Task directions
Identify the lines containing the word "marker". Copy each one.

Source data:
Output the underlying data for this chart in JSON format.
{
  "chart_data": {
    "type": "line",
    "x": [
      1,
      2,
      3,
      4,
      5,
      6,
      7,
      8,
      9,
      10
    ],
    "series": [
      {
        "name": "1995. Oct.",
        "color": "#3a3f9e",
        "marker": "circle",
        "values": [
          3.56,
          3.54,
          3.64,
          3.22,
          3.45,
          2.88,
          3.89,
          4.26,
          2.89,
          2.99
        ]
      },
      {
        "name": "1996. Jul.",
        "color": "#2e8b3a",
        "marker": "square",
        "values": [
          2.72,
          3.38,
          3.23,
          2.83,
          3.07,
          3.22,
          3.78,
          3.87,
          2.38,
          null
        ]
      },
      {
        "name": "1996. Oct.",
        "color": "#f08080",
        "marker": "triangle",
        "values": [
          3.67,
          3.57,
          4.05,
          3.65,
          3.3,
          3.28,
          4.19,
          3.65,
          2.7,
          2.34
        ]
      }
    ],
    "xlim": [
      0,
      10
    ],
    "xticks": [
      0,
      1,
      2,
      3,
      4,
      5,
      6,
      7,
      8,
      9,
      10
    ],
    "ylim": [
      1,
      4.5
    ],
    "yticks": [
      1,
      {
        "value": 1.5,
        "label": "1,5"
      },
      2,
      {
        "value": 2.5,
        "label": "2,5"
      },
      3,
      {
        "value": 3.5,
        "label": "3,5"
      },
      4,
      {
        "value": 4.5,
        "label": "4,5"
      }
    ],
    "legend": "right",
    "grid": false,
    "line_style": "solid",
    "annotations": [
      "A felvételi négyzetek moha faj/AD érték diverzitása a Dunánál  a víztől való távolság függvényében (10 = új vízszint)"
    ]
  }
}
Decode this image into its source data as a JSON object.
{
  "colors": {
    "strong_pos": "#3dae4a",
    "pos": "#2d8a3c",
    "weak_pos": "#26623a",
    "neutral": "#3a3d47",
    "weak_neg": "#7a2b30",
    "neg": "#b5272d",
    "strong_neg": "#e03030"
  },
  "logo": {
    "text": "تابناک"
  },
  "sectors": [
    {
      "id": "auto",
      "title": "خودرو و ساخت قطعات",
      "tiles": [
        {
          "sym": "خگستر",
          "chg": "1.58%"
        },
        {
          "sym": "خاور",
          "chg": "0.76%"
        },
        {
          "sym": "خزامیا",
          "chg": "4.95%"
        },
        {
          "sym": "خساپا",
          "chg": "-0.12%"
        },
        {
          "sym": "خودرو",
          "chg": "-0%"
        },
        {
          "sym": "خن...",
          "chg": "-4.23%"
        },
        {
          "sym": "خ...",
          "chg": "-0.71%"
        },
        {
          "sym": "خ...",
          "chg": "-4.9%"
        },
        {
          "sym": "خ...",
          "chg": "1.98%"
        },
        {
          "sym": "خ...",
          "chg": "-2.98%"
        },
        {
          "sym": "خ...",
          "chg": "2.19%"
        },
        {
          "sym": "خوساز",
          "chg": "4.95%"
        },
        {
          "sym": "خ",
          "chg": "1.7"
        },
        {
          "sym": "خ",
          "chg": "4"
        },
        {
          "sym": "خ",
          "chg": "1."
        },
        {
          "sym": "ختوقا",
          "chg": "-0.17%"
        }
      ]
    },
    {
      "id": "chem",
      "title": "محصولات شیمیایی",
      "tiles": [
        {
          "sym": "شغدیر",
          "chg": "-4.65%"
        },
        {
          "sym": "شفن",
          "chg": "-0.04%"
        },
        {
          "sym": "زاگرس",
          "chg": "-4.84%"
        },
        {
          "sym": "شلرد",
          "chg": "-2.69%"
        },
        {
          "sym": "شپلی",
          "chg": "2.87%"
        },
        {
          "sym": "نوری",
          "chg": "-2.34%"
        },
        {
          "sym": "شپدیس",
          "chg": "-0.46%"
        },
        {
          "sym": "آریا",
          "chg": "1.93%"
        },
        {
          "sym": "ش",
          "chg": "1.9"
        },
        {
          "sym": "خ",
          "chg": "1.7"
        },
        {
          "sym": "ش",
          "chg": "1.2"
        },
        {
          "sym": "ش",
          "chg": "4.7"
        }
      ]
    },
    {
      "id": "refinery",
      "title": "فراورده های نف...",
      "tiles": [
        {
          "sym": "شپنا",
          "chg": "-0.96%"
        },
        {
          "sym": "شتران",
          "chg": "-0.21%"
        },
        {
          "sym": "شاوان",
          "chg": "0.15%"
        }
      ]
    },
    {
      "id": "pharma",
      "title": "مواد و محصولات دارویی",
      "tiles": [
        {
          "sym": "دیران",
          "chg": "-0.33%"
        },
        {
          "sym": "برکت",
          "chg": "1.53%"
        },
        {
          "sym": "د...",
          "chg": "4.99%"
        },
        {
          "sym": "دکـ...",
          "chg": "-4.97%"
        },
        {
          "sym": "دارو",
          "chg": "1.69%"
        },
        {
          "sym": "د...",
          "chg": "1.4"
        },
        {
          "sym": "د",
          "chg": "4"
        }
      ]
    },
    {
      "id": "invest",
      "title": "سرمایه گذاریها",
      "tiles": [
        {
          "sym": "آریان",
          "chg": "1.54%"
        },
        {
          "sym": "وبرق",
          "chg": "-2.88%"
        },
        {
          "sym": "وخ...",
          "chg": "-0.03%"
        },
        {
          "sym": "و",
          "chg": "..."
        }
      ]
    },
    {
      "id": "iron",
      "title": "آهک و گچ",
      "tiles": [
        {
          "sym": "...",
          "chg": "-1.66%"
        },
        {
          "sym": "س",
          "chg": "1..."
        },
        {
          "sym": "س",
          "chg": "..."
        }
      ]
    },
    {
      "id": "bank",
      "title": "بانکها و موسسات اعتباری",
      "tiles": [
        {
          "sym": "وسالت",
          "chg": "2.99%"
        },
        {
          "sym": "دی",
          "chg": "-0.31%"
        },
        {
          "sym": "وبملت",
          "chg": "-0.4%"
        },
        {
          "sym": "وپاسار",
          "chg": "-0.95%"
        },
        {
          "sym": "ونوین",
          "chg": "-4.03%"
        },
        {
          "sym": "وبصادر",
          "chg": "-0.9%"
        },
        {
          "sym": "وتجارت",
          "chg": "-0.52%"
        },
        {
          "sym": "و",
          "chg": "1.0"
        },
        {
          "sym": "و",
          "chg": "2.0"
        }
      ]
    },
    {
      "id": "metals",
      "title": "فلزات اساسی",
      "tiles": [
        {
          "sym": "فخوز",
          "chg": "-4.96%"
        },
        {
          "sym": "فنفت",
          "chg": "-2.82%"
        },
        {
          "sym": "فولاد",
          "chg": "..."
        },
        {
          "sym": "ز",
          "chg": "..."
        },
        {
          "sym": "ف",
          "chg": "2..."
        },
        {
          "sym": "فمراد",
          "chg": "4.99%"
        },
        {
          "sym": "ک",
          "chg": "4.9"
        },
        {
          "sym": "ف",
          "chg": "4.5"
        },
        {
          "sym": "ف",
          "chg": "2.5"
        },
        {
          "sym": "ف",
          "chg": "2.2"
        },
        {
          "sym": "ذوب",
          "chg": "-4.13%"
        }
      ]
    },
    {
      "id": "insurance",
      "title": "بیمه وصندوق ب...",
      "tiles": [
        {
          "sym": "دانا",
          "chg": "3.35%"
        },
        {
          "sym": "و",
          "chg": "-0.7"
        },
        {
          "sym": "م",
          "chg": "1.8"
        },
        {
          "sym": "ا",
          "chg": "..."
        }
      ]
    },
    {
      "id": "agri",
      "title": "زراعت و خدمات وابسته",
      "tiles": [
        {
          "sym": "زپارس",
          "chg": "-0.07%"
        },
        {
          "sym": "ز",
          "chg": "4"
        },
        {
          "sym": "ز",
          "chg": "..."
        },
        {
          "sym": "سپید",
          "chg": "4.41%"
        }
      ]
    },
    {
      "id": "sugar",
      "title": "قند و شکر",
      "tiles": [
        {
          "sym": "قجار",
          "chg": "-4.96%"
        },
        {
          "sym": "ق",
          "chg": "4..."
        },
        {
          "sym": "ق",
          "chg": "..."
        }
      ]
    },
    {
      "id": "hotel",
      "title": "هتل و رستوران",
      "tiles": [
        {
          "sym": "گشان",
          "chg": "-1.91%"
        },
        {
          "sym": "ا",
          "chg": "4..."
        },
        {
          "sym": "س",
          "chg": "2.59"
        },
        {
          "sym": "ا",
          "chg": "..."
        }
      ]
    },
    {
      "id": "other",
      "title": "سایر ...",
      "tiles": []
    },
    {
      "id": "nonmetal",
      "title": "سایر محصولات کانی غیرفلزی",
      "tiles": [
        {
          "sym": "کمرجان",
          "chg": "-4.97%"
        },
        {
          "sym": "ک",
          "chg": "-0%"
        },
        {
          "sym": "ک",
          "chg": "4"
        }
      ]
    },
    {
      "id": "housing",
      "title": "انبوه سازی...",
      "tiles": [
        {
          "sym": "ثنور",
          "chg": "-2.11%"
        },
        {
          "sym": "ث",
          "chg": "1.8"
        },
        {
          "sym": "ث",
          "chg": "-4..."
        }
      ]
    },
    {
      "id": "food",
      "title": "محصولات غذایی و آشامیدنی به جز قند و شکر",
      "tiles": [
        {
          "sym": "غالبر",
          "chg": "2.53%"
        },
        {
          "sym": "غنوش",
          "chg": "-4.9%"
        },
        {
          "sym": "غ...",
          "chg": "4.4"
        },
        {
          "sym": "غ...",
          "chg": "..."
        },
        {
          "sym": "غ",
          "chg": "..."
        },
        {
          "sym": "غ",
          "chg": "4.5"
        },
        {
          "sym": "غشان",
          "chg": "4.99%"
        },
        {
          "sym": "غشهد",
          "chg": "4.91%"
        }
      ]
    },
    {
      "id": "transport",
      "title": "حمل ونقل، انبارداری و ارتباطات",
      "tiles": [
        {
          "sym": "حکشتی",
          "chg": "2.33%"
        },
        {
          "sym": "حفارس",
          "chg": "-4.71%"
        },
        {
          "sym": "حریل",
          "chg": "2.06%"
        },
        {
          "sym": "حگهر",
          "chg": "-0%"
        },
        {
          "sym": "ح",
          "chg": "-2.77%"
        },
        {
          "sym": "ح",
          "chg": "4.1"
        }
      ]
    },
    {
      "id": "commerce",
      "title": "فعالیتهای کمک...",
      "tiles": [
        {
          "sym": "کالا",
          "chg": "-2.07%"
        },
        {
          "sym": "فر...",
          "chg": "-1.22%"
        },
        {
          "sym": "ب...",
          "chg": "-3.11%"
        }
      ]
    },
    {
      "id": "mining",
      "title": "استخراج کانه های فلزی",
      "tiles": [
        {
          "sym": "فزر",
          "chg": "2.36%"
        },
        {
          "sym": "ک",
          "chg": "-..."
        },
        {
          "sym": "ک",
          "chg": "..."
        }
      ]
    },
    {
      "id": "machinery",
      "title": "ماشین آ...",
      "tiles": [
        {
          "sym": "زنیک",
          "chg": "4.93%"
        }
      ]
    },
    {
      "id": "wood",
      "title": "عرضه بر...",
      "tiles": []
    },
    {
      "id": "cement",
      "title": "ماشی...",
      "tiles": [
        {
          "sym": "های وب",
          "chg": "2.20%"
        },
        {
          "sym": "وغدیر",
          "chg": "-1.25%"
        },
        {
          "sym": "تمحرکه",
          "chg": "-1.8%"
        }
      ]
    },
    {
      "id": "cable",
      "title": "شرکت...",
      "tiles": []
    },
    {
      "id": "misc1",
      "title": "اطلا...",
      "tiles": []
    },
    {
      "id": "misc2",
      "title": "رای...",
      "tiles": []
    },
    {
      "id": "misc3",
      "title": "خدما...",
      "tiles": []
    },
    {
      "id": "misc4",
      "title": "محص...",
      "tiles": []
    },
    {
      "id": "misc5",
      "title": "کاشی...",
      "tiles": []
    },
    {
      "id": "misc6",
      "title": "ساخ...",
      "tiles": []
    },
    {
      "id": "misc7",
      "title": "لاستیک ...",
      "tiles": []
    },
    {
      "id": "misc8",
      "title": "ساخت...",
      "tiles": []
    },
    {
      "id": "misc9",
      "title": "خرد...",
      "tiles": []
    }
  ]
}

Result of the task
        "marker": "circle",
        "marker": "square",
        "marker": "triangle",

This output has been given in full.